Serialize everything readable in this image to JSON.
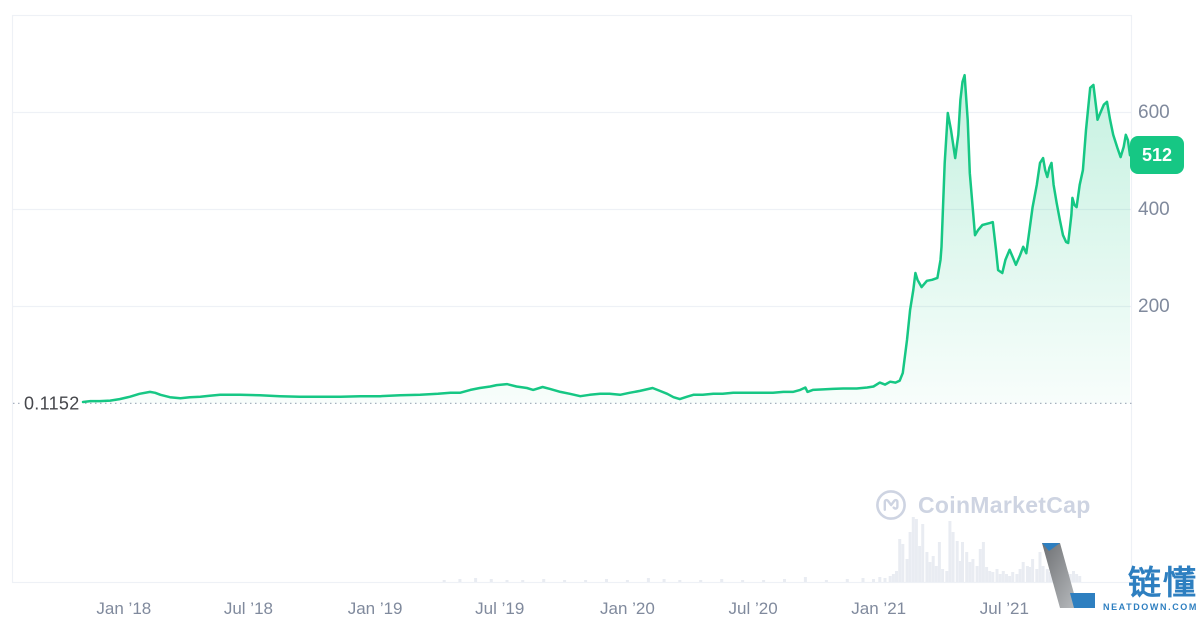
{
  "watermarks": {
    "coinmarketcap": {
      "text": "CoinMarketCap",
      "color": "#ced4e2"
    },
    "neatdown": {
      "title": "链懂",
      "subtitle": "NEATDOWN.COM",
      "color": "#2e7fc0"
    }
  },
  "chart_data": {
    "type": "area",
    "line_color": "#16c784",
    "grid": "horizontal",
    "legend": "none",
    "y_axis": {
      "side": "right",
      "range": [
        0,
        800
      ],
      "ticks": [
        {
          "label": "200",
          "value": 200
        },
        {
          "label": "400",
          "value": 400
        },
        {
          "label": "600",
          "value": 600
        }
      ]
    },
    "x_axis": {
      "ticks": [
        {
          "label": "Jan ’18",
          "t": 0.039
        },
        {
          "label": "Jul ’18",
          "t": 0.158
        },
        {
          "label": "Jan ’19",
          "t": 0.279
        },
        {
          "label": "Jul ’19",
          "t": 0.398
        },
        {
          "label": "Jan ’20",
          "t": 0.52
        },
        {
          "label": "Jul ’20",
          "t": 0.64
        },
        {
          "label": "Jan ’21",
          "t": 0.76
        },
        {
          "label": "Jul ’21",
          "t": 0.88
        }
      ]
    },
    "baseline": {
      "label": "0.1152",
      "value": 0.1152,
      "style": "dotted"
    },
    "current_price": {
      "label": "512",
      "value": 512,
      "badge_color": "#16c784"
    },
    "series": [
      {
        "name": "price",
        "points": [
          [
            0.0,
            3
          ],
          [
            0.007,
            5
          ],
          [
            0.016,
            5
          ],
          [
            0.026,
            6
          ],
          [
            0.035,
            9
          ],
          [
            0.045,
            14
          ],
          [
            0.054,
            20
          ],
          [
            0.064,
            24
          ],
          [
            0.069,
            22
          ],
          [
            0.074,
            18
          ],
          [
            0.083,
            13
          ],
          [
            0.093,
            11
          ],
          [
            0.102,
            13
          ],
          [
            0.112,
            14
          ],
          [
            0.121,
            16
          ],
          [
            0.131,
            18
          ],
          [
            0.14,
            18
          ],
          [
            0.15,
            18
          ],
          [
            0.169,
            17
          ],
          [
            0.188,
            15
          ],
          [
            0.207,
            14
          ],
          [
            0.226,
            14
          ],
          [
            0.246,
            14
          ],
          [
            0.265,
            15
          ],
          [
            0.284,
            15
          ],
          [
            0.303,
            17
          ],
          [
            0.322,
            18
          ],
          [
            0.339,
            20
          ],
          [
            0.351,
            22
          ],
          [
            0.36,
            22
          ],
          [
            0.37,
            28
          ],
          [
            0.379,
            32
          ],
          [
            0.389,
            35
          ],
          [
            0.395,
            38
          ],
          [
            0.405,
            40
          ],
          [
            0.414,
            35
          ],
          [
            0.424,
            32
          ],
          [
            0.43,
            28
          ],
          [
            0.439,
            34
          ],
          [
            0.446,
            30
          ],
          [
            0.456,
            24
          ],
          [
            0.465,
            20
          ],
          [
            0.475,
            15
          ],
          [
            0.484,
            18
          ],
          [
            0.494,
            20
          ],
          [
            0.503,
            20
          ],
          [
            0.513,
            18
          ],
          [
            0.522,
            22
          ],
          [
            0.532,
            26
          ],
          [
            0.544,
            32
          ],
          [
            0.551,
            26
          ],
          [
            0.558,
            20
          ],
          [
            0.564,
            13
          ],
          [
            0.57,
            9
          ],
          [
            0.577,
            14
          ],
          [
            0.583,
            18
          ],
          [
            0.592,
            18
          ],
          [
            0.602,
            20
          ],
          [
            0.611,
            20
          ],
          [
            0.621,
            22
          ],
          [
            0.63,
            22
          ],
          [
            0.64,
            22
          ],
          [
            0.649,
            22
          ],
          [
            0.659,
            22
          ],
          [
            0.669,
            24
          ],
          [
            0.678,
            24
          ],
          [
            0.685,
            28
          ],
          [
            0.69,
            33
          ],
          [
            0.692,
            24
          ],
          [
            0.697,
            28
          ],
          [
            0.707,
            29
          ],
          [
            0.716,
            30
          ],
          [
            0.726,
            31
          ],
          [
            0.739,
            31
          ],
          [
            0.749,
            33
          ],
          [
            0.755,
            35
          ],
          [
            0.761,
            43
          ],
          [
            0.766,
            39
          ],
          [
            0.771,
            45
          ],
          [
            0.776,
            43
          ],
          [
            0.78,
            47
          ],
          [
            0.783,
            63
          ],
          [
            0.787,
            131
          ],
          [
            0.79,
            193
          ],
          [
            0.793,
            234
          ],
          [
            0.795,
            269
          ],
          [
            0.797,
            255
          ],
          [
            0.801,
            240
          ],
          [
            0.806,
            253
          ],
          [
            0.811,
            255
          ],
          [
            0.816,
            259
          ],
          [
            0.819,
            296
          ],
          [
            0.82,
            323
          ],
          [
            0.823,
            496
          ],
          [
            0.826,
            599
          ],
          [
            0.829,
            564
          ],
          [
            0.833,
            506
          ],
          [
            0.836,
            554
          ],
          [
            0.838,
            626
          ],
          [
            0.84,
            663
          ],
          [
            0.842,
            677
          ],
          [
            0.845,
            585
          ],
          [
            0.847,
            475
          ],
          [
            0.85,
            399
          ],
          [
            0.852,
            347
          ],
          [
            0.855,
            358
          ],
          [
            0.859,
            368
          ],
          [
            0.866,
            372
          ],
          [
            0.869,
            374
          ],
          [
            0.872,
            317
          ],
          [
            0.874,
            275
          ],
          [
            0.878,
            269
          ],
          [
            0.881,
            296
          ],
          [
            0.885,
            317
          ],
          [
            0.888,
            302
          ],
          [
            0.891,
            286
          ],
          [
            0.895,
            306
          ],
          [
            0.898,
            323
          ],
          [
            0.901,
            310
          ],
          [
            0.904,
            358
          ],
          [
            0.907,
            405
          ],
          [
            0.911,
            451
          ],
          [
            0.914,
            496
          ],
          [
            0.917,
            506
          ],
          [
            0.919,
            481
          ],
          [
            0.921,
            467
          ],
          [
            0.923,
            486
          ],
          [
            0.925,
            496
          ],
          [
            0.927,
            451
          ],
          [
            0.93,
            413
          ],
          [
            0.933,
            378
          ],
          [
            0.936,
            347
          ],
          [
            0.939,
            333
          ],
          [
            0.941,
            331
          ],
          [
            0.944,
            389
          ],
          [
            0.945,
            424
          ],
          [
            0.947,
            409
          ],
          [
            0.949,
            405
          ],
          [
            0.952,
            451
          ],
          [
            0.955,
            481
          ],
          [
            0.958,
            564
          ],
          [
            0.962,
            651
          ],
          [
            0.965,
            657
          ],
          [
            0.968,
            605
          ],
          [
            0.969,
            585
          ],
          [
            0.972,
            601
          ],
          [
            0.975,
            616
          ],
          [
            0.978,
            622
          ],
          [
            0.981,
            585
          ],
          [
            0.984,
            554
          ],
          [
            0.988,
            527
          ],
          [
            0.991,
            508
          ],
          [
            0.994,
            529
          ],
          [
            0.996,
            554
          ],
          [
            0.998,
            543
          ],
          [
            1.0,
            512
          ]
        ]
      }
    ],
    "volume": {
      "color": "#e9ecf2",
      "bars": [
        [
          0.345,
          2
        ],
        [
          0.36,
          3
        ],
        [
          0.375,
          4
        ],
        [
          0.39,
          3
        ],
        [
          0.405,
          2
        ],
        [
          0.42,
          2
        ],
        [
          0.44,
          3
        ],
        [
          0.46,
          2
        ],
        [
          0.48,
          2
        ],
        [
          0.5,
          3
        ],
        [
          0.52,
          2
        ],
        [
          0.54,
          4
        ],
        [
          0.555,
          3
        ],
        [
          0.57,
          2
        ],
        [
          0.59,
          2
        ],
        [
          0.61,
          3
        ],
        [
          0.63,
          2
        ],
        [
          0.65,
          2
        ],
        [
          0.67,
          3
        ],
        [
          0.69,
          5
        ],
        [
          0.71,
          2
        ],
        [
          0.73,
          3
        ],
        [
          0.745,
          4
        ],
        [
          0.755,
          3
        ],
        [
          0.761,
          5
        ],
        [
          0.766,
          4
        ],
        [
          0.771,
          6
        ],
        [
          0.774,
          8
        ],
        [
          0.777,
          11
        ],
        [
          0.78,
          43
        ],
        [
          0.783,
          38
        ],
        [
          0.787,
          23
        ],
        [
          0.79,
          50
        ],
        [
          0.793,
          65
        ],
        [
          0.796,
          63
        ],
        [
          0.799,
          36
        ],
        [
          0.802,
          58
        ],
        [
          0.806,
          30
        ],
        [
          0.809,
          20
        ],
        [
          0.812,
          26
        ],
        [
          0.815,
          16
        ],
        [
          0.818,
          40
        ],
        [
          0.821,
          13
        ],
        [
          0.825,
          11
        ],
        [
          0.828,
          61
        ],
        [
          0.831,
          50
        ],
        [
          0.835,
          41
        ],
        [
          0.838,
          21
        ],
        [
          0.84,
          40
        ],
        [
          0.844,
          30
        ],
        [
          0.847,
          20
        ],
        [
          0.85,
          23
        ],
        [
          0.854,
          16
        ],
        [
          0.857,
          33
        ],
        [
          0.86,
          40
        ],
        [
          0.863,
          15
        ],
        [
          0.866,
          11
        ],
        [
          0.869,
          10
        ],
        [
          0.873,
          13
        ],
        [
          0.876,
          8
        ],
        [
          0.879,
          11
        ],
        [
          0.882,
          8
        ],
        [
          0.885,
          6
        ],
        [
          0.888,
          10
        ],
        [
          0.892,
          8
        ],
        [
          0.895,
          13
        ],
        [
          0.898,
          20
        ],
        [
          0.902,
          16
        ],
        [
          0.904,
          15
        ],
        [
          0.907,
          23
        ],
        [
          0.911,
          13
        ],
        [
          0.914,
          30
        ],
        [
          0.917,
          16
        ],
        [
          0.921,
          13
        ],
        [
          0.924,
          10
        ],
        [
          0.926,
          11
        ],
        [
          0.93,
          8
        ],
        [
          0.933,
          21
        ],
        [
          0.936,
          11
        ],
        [
          0.94,
          10
        ],
        [
          0.943,
          8
        ],
        [
          0.946,
          11
        ],
        [
          0.949,
          8
        ],
        [
          0.952,
          6
        ]
      ]
    }
  }
}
************
## Request
Filter the records above for lines containing the word "value", and copy those lines.

## Final result
          "value": 200
          "value": 400
          "value": 600
      "value": 0.1152,
      "value": 512,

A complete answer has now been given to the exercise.